---------- Material shown

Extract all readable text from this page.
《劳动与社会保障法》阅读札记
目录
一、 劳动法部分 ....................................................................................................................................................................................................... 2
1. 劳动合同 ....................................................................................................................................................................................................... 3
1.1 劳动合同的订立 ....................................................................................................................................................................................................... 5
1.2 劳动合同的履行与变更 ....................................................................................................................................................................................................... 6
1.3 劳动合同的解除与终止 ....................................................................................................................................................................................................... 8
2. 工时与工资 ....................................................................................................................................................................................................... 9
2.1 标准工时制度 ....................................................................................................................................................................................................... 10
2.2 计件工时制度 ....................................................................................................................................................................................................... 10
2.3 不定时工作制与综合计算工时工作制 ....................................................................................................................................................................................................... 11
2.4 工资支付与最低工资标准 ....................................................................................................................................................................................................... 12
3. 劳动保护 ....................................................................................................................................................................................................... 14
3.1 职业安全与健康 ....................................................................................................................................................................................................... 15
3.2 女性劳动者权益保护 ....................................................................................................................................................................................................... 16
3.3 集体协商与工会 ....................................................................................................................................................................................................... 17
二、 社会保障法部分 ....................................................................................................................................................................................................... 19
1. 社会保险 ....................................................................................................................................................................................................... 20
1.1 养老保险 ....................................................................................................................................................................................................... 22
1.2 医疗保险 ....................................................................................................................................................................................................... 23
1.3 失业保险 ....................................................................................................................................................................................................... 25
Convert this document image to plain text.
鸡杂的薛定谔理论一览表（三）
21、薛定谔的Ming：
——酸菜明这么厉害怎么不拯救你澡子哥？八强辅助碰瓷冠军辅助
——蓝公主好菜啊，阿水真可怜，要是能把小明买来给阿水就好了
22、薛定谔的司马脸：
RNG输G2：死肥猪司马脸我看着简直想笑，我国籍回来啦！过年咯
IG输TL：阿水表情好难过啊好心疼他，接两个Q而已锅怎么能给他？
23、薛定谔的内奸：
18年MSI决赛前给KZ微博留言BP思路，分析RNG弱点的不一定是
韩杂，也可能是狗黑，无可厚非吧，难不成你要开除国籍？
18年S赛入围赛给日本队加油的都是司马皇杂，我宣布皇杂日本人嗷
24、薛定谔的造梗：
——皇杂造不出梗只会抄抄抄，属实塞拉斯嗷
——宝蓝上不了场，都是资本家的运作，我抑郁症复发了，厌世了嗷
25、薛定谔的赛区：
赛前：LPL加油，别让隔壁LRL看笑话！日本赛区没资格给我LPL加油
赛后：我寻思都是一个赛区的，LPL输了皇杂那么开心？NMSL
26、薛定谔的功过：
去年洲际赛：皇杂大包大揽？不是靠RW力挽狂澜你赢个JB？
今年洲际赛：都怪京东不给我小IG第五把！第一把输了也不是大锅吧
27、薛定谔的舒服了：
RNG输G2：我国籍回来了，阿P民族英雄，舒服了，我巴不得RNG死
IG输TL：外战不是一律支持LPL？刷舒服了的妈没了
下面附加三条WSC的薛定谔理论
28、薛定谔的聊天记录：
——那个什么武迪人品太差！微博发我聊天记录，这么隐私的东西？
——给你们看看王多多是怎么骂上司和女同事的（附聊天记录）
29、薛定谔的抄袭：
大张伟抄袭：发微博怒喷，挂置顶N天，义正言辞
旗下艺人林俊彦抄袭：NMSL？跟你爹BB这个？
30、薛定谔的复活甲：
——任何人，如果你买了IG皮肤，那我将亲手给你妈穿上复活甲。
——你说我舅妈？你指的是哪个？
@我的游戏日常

--------------------

• [Work to do] Transcribe the whole listing exactly.

• [Written response]
Extract all readable text from this page.
《劳动与社会保障法》阅读札记
目录
一、 劳动法部分 ....................................................................................................................................................................................................... 2
1. 劳动合同 ....................................................................................................................................................................................................... 3
1.1 劳动合同的订立 ....................................................................................................................................................................................................... 5
1.2 劳动合同的履行与变更 ....................................................................................................................................................................................................... 6
1.3 劳动合同的解除与终止 ....................................................................................................................................................................................................... 8
2. 工时与工资 ....................................................................................................................................................................................................... 9
2.1 标准工时制度 ....................................................................................................................................................................................................... 10
2.2 计件工时制度 ....................................................................................................................................................................................................... 10
2.3 不定时工作制与综合计算工时工作制 ....................................................................................................................................................................................................... 11
2.4 工资支付与最低工资标准 ....................................................................................................................................................................................................... 12
3. 劳动保护 ....................................................................................................................................................................................................... 14
3.1 职业安全与健康 ....................................................................................................................................................................................................... 15
3.2 女性劳动者权益保护 ....................................................................................................................................................................................................... 16
3.3 集体协商与工会 ....................................................................................................................................................................................................... 17
二、 社会保障法部分 ....................................................................................................................................................................................................... 19
1. 社会保险 ....................................................................................................................................................................................................... 20
1.1 养老保险 ....................................................................................................................................................................................................... 22
1.2 医疗保险 ....................................................................................................................................................................................................... 23
1.3 失业保险 ....................................................................................................................................................................................................... 25
Convert this document image to plain text.
鸡杂的薛定谔理论一览表（三）
21、薛定谔的Ming：
——酸菜明这么厉害怎么不拯救你澡子哥？八强辅助碰瓷冠军辅助
——蓝公主好菜啊，阿水真可怜，要是能把小明买来给阿水就好了
22、薛定谔的司马脸：
RNG输G2：死肥猪司马脸我看着简直想笑，我国籍回来啦！过年咯
IG输TL：阿水表情好难过啊好心疼他，接两个Q而已锅怎么能给他？
23、薛定谔的内奸：
18年MSI决赛前给KZ微博留言BP思路，分析RNG弱点的不一定是
韩杂，也可能是狗黑，无可厚非吧，难不成你要开除国籍？
18年S赛入围赛给日本队加油的都是司马皇杂，我宣布皇杂日本人嗷
24、薛定谔的造梗：
——皇杂造不出梗只会抄抄抄，属实塞拉斯嗷
——宝蓝上不了场，都是资本家的运作，我抑郁症复发了，厌世了嗷
25、薛定谔的赛区：
赛前：LPL加油，别让隔壁LRL看笑话！日本赛区没资格给我LPL加油
赛后：我寻思都是一个赛区的，LPL输了皇杂那么开心？NMSL
26、薛定谔的功过：
去年洲际赛：皇杂大包大揽？不是靠RW力挽狂澜你赢个JB？
今年洲际赛：都怪京东不给我小IG第五把！第一把输了也不是大锅吧
27、薛定谔的舒服了：
RNG输G2：我国籍回来了，阿P民族英雄，舒服了，我巴不得RNG死
IG输TL：外战不是一律支持LPL？刷舒服了的妈没了
下面附加三条WSC的薛定谔理论
28、薛定谔的聊天记录：
——那个什么武迪人品太差！微博发我聊天记录，这么隐私的东西？
——给你们看看王多多是怎么骂上司和女同事的（附聊天记录）
29、薛定谔的抄袭：
大张伟抄袭：发微博怒喷，挂置顶N天，义正言辞
旗下艺人林俊彦抄袭：NMSL？跟你爹BB这个？
30、薛定谔的复活甲：
——任何人，如果你买了IG皮肤，那我将亲手给你妈穿上复活甲。
——你说我舅妈？你指的是哪个？
@我的游戏日常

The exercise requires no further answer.